══ Source records ══

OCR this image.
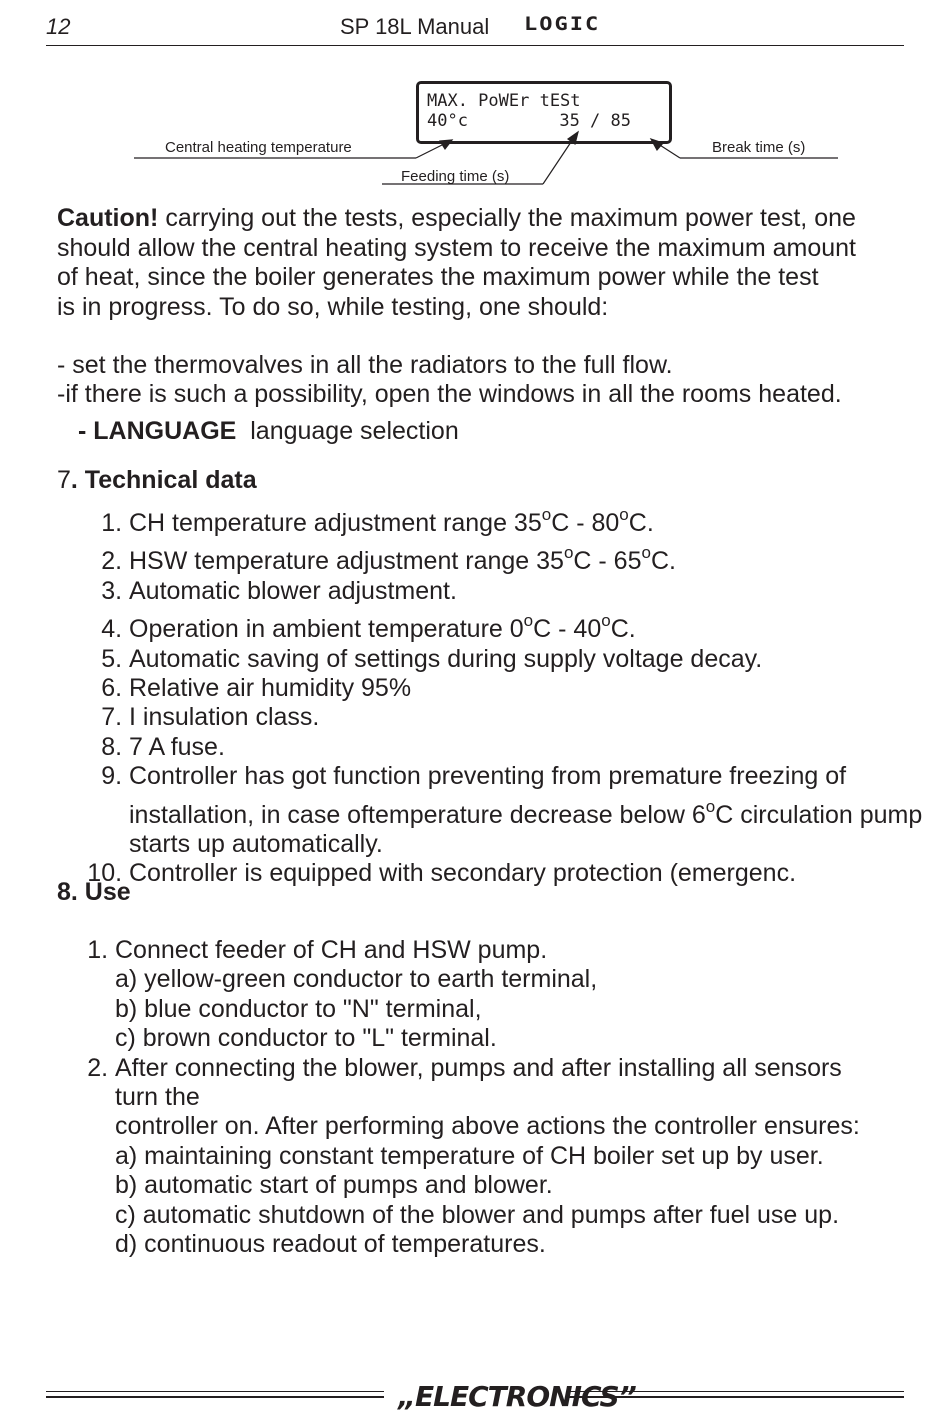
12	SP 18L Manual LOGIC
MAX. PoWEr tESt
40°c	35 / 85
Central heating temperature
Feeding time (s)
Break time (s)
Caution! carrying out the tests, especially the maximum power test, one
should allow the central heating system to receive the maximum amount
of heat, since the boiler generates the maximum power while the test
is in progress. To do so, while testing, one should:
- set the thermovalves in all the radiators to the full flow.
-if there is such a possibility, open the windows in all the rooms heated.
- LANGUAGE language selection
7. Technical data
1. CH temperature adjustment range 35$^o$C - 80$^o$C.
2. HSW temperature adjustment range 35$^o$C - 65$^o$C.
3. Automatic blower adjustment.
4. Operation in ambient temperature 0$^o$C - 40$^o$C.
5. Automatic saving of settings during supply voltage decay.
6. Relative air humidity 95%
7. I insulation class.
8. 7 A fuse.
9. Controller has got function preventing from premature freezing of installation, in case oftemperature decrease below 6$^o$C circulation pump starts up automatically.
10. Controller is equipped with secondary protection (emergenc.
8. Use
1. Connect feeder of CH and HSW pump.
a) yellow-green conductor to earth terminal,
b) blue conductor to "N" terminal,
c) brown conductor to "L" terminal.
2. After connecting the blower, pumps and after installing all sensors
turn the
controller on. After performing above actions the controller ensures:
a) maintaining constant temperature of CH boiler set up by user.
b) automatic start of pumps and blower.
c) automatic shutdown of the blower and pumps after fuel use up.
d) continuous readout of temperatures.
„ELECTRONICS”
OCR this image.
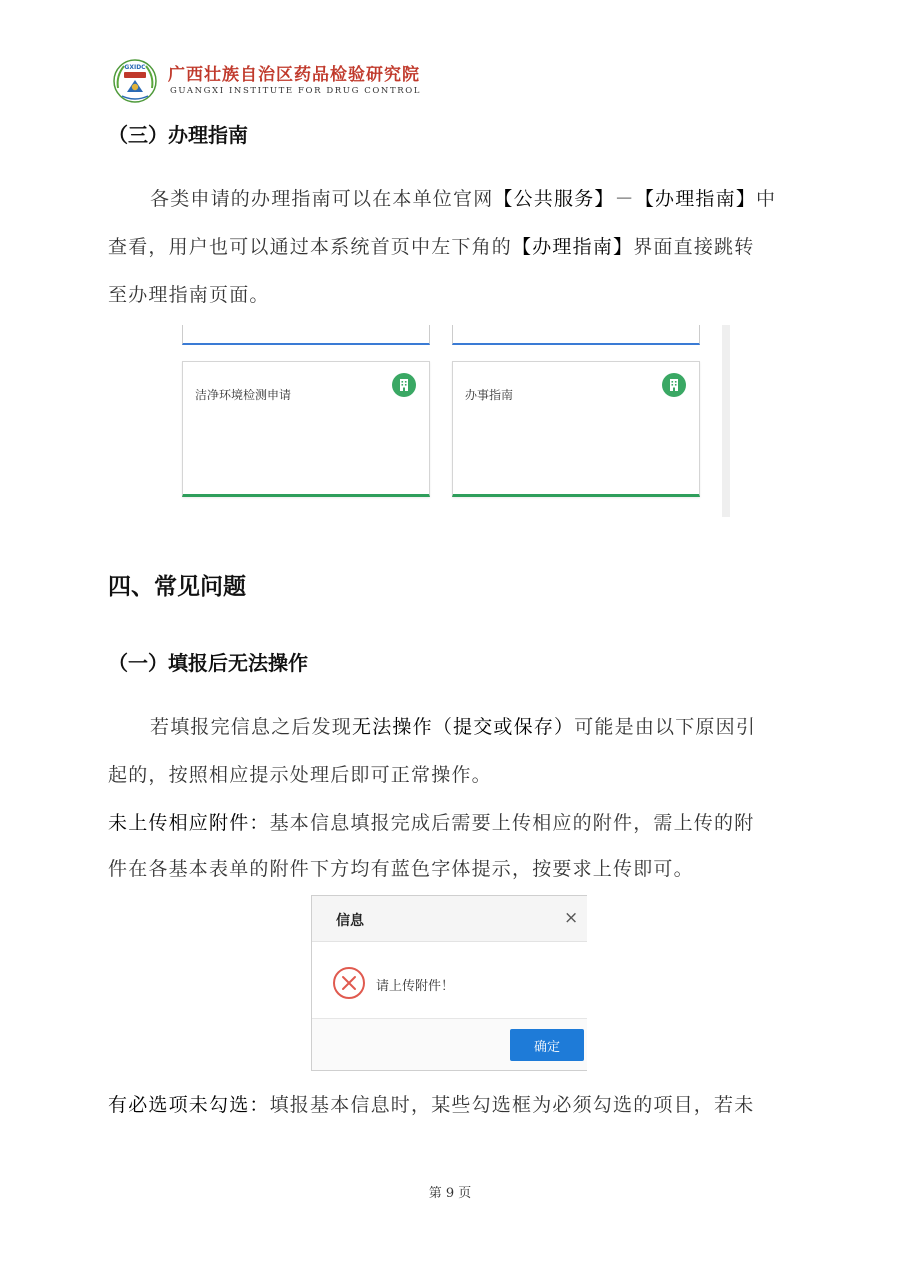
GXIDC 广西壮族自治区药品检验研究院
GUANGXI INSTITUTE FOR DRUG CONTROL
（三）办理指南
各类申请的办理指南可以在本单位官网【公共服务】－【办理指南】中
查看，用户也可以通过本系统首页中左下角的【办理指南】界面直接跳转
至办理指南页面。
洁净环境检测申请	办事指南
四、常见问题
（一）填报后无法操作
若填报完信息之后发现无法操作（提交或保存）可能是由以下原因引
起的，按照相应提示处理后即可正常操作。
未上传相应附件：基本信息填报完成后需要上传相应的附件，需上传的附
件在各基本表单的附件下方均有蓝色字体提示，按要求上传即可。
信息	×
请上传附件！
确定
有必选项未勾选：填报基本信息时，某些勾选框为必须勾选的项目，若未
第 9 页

═══

## Objective
Transcribe the whole listing, character for character, but not its images.

## Solution below
OCR this image.
12	SP 18L Manual LOGIC
MAX. PoWEr tESt
40°c	35 / 85
Central heating temperature
Feeding time (s)
Break time (s)
Caution! carrying out the tests, especially the maximum power test, one
should allow the central heating system to receive the maximum amount
of heat, since the boiler generates the maximum power while the test
is in progress. To do so, while testing, one should:
- set the thermovalves in all the radiators to the full flow.
-if there is such a possibility, open the windows in all the rooms heated.
- LANGUAGE language selection
7. Technical data
1. CH temperature adjustment range 35$^o$C - 80$^o$C.
2. HSW temperature adjustment range 35$^o$C - 65$^o$C.
3. Automatic blower adjustment.
4. Operation in ambient temperature 0$^o$C - 40$^o$C.
5. Automatic saving of settings during supply voltage decay.
6. Relative air humidity 95%
7. I insulation class.
8. 7 A fuse.
9. Controller has got function preventing from premature freezing of installation, in case oftemperature decrease below 6$^o$C circulation pump starts up automatically.
10. Controller is equipped with secondary protection (emergenc.
8. Use
1. Connect feeder of CH and HSW pump.
a) yellow-green conductor to earth terminal,
b) blue conductor to "N" terminal,
c) brown conductor to "L" terminal.
2. After connecting the blower, pumps and after installing all sensors
turn the
controller on. After performing above actions the controller ensures:
a) maintaining constant temperature of CH boiler set up by user.
b) automatic start of pumps and blower.
c) automatic shutdown of the blower and pumps after fuel use up.
d) continuous readout of temperatures.
„ELECTRONICS”
OCR this image.
GXIDC 广西壮族自治区药品检验研究院
GUANGXI INSTITUTE FOR DRUG CONTROL
（三）办理指南
各类申请的办理指南可以在本单位官网【公共服务】－【办理指南】中
查看，用户也可以通过本系统首页中左下角的【办理指南】界面直接跳转
至办理指南页面。
洁净环境检测申请	办事指南
四、常见问题
（一）填报后无法操作
若填报完信息之后发现无法操作（提交或保存）可能是由以下原因引
起的，按照相应提示处理后即可正常操作。
未上传相应附件：基本信息填报完成后需要上传相应的附件，需上传的附
件在各基本表单的附件下方均有蓝色字体提示，按要求上传即可。
信息	×
请上传附件！
确定
有必选项未勾选：填报基本信息时，某些勾选框为必须勾选的项目，若未
第 9 页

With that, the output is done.